Examine the entries and show every line in which the word "early" is found.
--- begin EXTRACTED RECORDS ---
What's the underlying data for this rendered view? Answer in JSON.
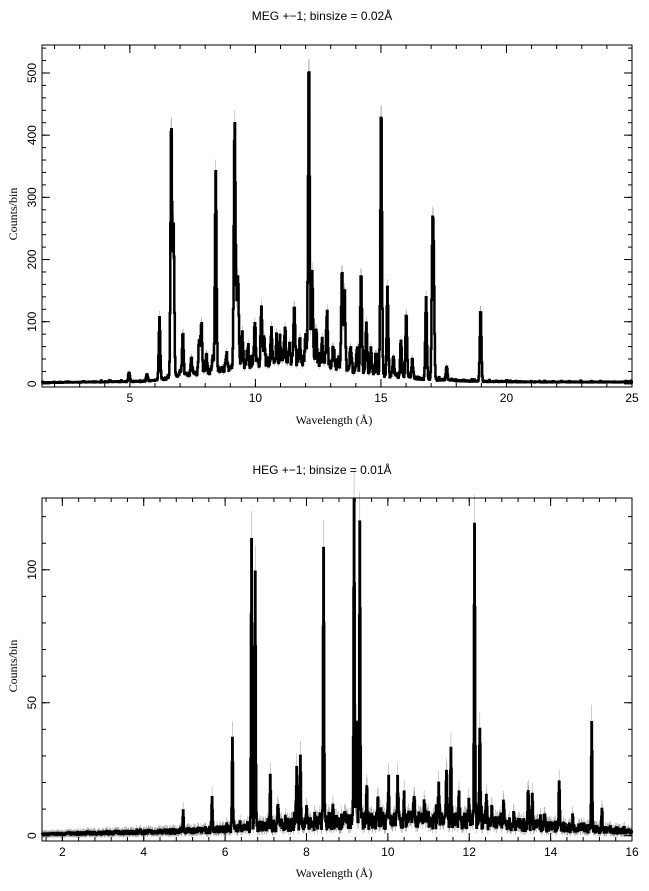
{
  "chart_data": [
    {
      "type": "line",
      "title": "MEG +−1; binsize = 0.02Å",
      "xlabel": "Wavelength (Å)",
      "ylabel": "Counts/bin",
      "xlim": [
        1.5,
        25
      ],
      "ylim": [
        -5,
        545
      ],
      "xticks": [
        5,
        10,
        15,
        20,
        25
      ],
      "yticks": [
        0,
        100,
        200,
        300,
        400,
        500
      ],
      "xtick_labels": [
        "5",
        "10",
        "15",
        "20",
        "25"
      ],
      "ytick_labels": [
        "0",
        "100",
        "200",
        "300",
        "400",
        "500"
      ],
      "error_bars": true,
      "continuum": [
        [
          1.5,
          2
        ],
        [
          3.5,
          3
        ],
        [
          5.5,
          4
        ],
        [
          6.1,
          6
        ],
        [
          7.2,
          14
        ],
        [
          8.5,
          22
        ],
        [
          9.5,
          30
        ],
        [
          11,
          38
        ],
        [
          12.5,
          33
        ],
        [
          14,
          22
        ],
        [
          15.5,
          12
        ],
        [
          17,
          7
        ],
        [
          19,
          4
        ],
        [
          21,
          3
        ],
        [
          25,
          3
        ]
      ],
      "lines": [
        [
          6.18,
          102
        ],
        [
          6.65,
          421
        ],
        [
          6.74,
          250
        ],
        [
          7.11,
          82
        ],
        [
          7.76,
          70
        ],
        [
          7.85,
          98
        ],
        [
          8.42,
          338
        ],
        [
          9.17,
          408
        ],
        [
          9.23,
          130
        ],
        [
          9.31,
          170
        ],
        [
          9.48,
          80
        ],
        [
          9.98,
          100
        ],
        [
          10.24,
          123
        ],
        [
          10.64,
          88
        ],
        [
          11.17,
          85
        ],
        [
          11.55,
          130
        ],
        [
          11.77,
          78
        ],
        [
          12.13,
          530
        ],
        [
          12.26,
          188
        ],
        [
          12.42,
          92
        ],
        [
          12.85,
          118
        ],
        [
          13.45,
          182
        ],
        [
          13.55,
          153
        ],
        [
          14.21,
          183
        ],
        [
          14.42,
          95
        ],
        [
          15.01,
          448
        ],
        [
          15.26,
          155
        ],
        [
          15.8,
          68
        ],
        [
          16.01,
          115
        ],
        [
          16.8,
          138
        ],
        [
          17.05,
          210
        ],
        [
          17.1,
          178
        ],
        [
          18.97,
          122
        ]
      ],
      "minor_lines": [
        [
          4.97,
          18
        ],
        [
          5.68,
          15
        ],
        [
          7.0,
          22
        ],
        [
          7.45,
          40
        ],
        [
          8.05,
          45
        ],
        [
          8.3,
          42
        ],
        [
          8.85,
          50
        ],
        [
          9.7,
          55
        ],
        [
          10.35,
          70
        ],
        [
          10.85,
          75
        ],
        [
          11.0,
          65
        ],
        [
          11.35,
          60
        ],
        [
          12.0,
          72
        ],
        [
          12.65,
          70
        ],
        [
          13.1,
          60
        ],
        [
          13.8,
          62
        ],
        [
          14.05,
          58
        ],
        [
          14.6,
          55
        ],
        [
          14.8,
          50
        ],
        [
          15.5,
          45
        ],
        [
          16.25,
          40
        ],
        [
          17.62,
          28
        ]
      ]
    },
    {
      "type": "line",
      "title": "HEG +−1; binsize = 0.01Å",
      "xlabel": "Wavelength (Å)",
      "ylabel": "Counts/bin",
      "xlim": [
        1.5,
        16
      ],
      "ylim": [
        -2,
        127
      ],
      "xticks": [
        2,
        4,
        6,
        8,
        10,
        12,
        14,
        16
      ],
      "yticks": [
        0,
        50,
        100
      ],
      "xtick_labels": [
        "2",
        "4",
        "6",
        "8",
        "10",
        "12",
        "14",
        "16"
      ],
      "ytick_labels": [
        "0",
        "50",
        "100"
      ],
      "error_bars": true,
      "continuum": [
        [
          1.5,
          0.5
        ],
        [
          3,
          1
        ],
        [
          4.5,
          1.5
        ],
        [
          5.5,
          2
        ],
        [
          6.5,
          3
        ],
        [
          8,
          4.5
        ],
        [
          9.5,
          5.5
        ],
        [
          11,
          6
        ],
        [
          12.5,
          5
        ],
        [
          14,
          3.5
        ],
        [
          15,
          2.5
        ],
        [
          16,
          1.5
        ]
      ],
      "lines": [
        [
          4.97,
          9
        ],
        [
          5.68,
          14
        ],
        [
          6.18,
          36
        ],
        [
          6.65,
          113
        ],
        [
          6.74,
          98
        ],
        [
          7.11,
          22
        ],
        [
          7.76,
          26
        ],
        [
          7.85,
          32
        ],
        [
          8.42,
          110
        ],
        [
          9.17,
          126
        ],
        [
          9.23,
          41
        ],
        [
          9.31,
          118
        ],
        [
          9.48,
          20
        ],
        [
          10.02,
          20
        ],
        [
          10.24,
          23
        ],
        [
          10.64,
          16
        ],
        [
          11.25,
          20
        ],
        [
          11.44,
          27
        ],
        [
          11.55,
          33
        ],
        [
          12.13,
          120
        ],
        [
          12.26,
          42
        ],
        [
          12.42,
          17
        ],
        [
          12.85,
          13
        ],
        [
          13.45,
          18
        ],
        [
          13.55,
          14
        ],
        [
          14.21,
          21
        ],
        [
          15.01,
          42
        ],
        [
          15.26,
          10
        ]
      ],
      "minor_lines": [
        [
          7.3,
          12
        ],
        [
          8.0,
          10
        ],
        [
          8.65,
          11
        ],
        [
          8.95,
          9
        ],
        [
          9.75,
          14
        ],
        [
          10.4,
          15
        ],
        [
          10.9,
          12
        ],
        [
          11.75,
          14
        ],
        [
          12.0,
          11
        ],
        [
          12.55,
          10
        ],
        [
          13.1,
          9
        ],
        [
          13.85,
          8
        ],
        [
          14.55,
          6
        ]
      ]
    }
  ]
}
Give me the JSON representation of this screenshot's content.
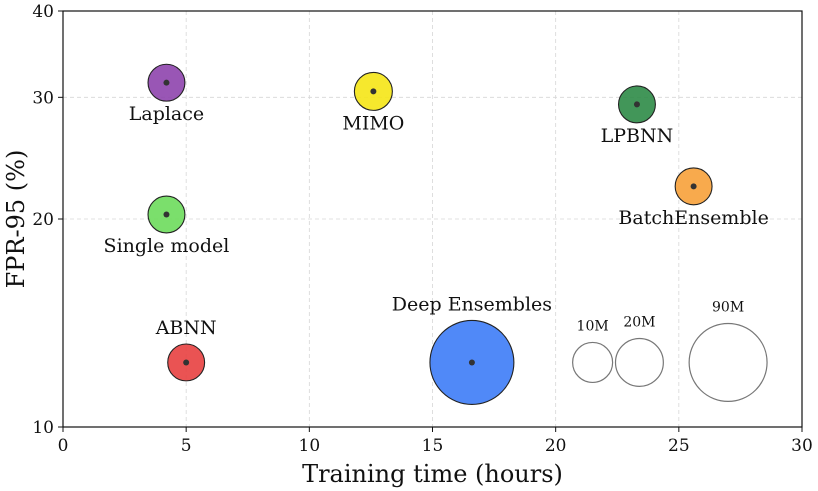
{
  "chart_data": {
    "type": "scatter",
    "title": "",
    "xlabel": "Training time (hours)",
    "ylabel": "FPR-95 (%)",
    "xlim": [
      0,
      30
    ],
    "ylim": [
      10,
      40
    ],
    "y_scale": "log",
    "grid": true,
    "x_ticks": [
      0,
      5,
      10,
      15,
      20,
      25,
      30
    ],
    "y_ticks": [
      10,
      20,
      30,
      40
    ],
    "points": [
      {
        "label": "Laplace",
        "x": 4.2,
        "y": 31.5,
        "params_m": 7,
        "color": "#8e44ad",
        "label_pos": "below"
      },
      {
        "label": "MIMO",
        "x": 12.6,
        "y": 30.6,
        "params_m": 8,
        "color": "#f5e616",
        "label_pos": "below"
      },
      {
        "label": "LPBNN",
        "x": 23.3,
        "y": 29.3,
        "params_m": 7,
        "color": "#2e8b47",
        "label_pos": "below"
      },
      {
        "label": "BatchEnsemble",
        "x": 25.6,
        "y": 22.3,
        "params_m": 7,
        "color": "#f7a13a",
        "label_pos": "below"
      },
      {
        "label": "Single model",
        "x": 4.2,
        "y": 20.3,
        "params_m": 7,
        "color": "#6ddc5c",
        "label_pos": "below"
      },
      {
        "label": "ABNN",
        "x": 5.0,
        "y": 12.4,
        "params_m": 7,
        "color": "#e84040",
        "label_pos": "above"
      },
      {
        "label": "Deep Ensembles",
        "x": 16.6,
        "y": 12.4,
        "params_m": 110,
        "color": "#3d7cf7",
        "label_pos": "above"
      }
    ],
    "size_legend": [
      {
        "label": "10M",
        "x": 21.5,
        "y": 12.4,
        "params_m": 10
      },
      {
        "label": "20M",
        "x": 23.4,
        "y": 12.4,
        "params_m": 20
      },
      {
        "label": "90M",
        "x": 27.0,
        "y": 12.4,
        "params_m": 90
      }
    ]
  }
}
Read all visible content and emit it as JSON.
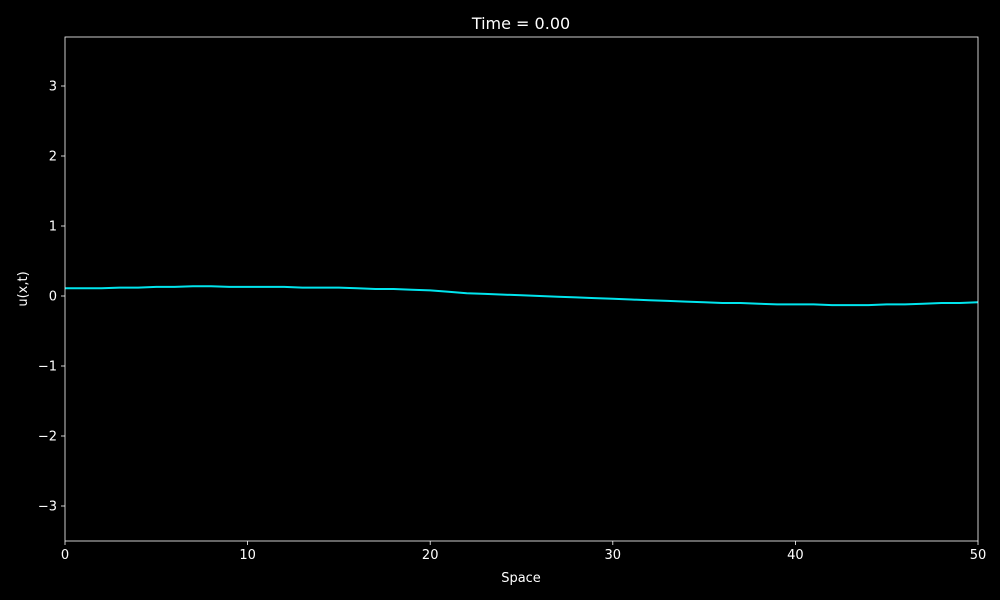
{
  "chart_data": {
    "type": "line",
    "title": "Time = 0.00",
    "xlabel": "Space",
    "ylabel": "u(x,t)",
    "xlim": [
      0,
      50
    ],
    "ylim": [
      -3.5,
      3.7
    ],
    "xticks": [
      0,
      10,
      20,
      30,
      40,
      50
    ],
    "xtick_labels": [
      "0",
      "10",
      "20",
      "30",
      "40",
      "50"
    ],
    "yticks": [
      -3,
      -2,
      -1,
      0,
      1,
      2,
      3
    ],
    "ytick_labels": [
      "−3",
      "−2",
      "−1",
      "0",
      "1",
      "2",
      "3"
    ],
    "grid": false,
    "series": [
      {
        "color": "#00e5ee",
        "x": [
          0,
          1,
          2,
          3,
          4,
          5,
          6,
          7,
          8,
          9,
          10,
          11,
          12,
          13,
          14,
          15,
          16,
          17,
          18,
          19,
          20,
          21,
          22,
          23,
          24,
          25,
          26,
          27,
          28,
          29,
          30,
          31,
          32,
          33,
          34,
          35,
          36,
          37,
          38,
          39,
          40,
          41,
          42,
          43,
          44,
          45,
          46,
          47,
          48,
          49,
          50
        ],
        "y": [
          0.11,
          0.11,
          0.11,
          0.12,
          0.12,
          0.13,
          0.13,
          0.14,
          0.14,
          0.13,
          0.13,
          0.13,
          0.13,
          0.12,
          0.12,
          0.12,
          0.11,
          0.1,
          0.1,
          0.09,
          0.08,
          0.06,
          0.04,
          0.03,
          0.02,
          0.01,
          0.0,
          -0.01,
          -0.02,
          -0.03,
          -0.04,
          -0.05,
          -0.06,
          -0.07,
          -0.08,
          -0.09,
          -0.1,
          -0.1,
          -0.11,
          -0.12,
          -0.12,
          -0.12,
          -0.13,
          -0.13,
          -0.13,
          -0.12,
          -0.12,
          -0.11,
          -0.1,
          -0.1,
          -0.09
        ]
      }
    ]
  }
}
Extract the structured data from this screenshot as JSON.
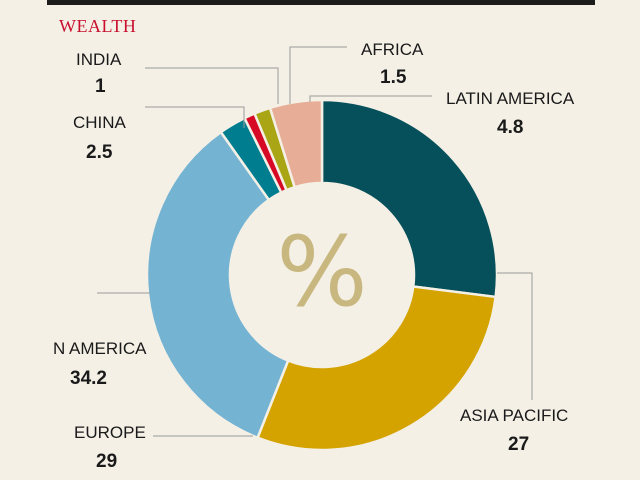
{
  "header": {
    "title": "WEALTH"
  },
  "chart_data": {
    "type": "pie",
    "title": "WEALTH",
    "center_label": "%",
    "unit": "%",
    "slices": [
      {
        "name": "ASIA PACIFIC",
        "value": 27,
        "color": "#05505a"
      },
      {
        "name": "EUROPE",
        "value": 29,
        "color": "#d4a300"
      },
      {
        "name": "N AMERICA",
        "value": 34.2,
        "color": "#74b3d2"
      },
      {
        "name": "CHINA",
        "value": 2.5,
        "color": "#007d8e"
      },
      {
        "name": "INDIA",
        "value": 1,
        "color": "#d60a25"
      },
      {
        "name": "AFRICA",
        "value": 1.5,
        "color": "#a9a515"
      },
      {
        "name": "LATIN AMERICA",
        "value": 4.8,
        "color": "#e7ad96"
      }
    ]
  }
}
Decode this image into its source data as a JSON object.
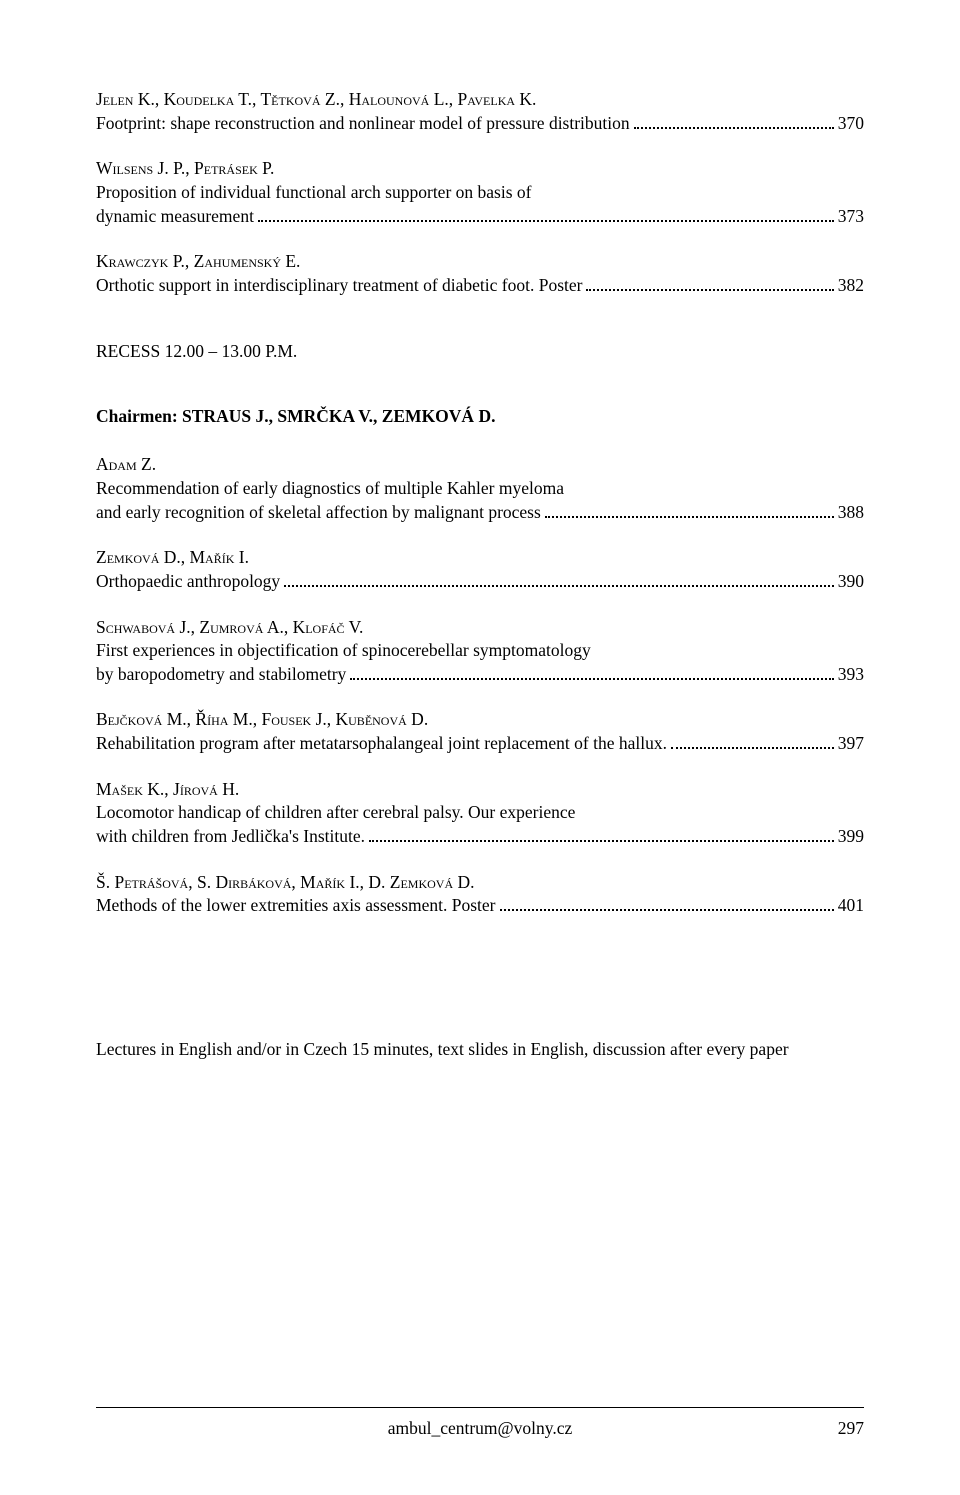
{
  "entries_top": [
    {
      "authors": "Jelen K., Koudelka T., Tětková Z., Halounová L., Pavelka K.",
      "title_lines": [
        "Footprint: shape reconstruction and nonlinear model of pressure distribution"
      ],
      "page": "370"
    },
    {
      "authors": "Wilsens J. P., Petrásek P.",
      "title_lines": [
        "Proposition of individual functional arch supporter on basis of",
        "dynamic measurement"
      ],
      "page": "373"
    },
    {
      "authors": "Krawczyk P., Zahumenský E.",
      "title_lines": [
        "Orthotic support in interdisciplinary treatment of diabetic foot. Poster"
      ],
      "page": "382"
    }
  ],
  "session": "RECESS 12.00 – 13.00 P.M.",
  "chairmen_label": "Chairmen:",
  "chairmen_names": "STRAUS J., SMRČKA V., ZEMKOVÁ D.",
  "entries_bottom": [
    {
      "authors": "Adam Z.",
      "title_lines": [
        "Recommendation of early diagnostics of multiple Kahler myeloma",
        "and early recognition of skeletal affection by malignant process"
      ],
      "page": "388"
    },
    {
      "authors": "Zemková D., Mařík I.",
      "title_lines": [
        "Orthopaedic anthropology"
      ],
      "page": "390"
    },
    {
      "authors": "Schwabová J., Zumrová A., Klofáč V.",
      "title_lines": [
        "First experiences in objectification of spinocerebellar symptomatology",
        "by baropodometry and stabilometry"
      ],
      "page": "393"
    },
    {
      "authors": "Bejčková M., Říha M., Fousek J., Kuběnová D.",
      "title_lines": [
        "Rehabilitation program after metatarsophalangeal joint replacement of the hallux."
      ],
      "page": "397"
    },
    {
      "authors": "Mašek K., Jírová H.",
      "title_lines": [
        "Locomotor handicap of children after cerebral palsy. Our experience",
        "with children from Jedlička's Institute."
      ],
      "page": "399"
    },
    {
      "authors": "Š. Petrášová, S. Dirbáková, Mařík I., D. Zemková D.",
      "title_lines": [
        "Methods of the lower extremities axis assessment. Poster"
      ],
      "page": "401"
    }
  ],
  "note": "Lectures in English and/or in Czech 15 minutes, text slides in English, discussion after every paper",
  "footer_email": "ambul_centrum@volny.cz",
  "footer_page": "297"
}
--- end EXTRACTED RECORDS ---
* COMPLETE OUTPUT:
        "Recommendation of early diagnostics of multiple Kahler myeloma",
        "and early recognition of skeletal affection by malignant process"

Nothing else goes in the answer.